■ RECORD EXTRACTS ■
»»
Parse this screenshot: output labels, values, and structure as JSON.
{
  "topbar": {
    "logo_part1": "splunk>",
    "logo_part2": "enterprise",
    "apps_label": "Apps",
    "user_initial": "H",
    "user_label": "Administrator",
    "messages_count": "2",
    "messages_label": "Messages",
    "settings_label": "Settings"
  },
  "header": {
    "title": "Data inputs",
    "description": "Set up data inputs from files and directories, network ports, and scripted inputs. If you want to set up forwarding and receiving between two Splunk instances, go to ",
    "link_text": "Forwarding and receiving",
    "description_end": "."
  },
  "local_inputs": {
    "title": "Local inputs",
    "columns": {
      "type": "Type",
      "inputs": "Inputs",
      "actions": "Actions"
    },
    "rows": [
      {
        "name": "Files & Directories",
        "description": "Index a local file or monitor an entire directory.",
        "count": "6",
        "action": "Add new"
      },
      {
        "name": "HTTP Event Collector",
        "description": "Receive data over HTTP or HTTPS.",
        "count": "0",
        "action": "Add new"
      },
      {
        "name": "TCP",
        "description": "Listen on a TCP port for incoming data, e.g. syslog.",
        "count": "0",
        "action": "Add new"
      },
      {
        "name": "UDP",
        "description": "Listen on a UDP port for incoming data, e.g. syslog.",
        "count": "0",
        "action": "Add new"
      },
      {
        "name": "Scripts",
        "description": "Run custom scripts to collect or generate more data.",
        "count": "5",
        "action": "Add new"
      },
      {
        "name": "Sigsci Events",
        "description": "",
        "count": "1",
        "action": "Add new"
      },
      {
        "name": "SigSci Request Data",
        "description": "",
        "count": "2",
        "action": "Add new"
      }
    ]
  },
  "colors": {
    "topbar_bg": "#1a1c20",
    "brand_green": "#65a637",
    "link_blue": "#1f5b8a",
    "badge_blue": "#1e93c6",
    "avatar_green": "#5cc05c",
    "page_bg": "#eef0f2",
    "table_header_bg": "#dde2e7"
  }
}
««
■ DIRECTIONS FOR THIS TASK ■
Every line above needs to be retyped exactly.

■ THE OUTPUT ■
Parse this screenshot: output labels, values, and structure as JSON.
{
  "topbar": {
    "logo_part1": "splunk>",
    "logo_part2": "enterprise",
    "apps_label": "Apps",
    "user_initial": "H",
    "user_label": "Administrator",
    "messages_count": "2",
    "messages_label": "Messages",
    "settings_label": "Settings"
  },
  "header": {
    "title": "Data inputs",
    "description": "Set up data inputs from files and directories, network ports, and scripted inputs. If you want to set up forwarding and receiving between two Splunk instances, go to ",
    "link_text": "Forwarding and receiving",
    "description_end": "."
  },
  "local_inputs": {
    "title": "Local inputs",
    "columns": {
      "type": "Type",
      "inputs": "Inputs",
      "actions": "Actions"
    },
    "rows": [
      {
        "name": "Files & Directories",
        "description": "Index a local file or monitor an entire directory.",
        "count": "6",
        "action": "Add new"
      },
      {
        "name": "HTTP Event Collector",
        "description": "Receive data over HTTP or HTTPS.",
        "count": "0",
        "action": "Add new"
      },
      {
        "name": "TCP",
        "description": "Listen on a TCP port for incoming data, e.g. syslog.",
        "count": "0",
        "action": "Add new"
      },
      {
        "name": "UDP",
        "description": "Listen on a UDP port for incoming data, e.g. syslog.",
        "count": "0",
        "action": "Add new"
      },
      {
        "name": "Scripts",
        "description": "Run custom scripts to collect or generate more data.",
        "count": "5",
        "action": "Add new"
      },
      {
        "name": "Sigsci Events",
        "description": "",
        "count": "1",
        "action": "Add new"
      },
      {
        "name": "SigSci Request Data",
        "description": "",
        "count": "2",
        "action": "Add new"
      }
    ]
  },
  "colors": {
    "topbar_bg": "#1a1c20",
    "brand_green": "#65a637",
    "link_blue": "#1f5b8a",
    "badge_blue": "#1e93c6",
    "avatar_green": "#5cc05c",
    "page_bg": "#eef0f2",
    "table_header_bg": "#dde2e7"
  }
}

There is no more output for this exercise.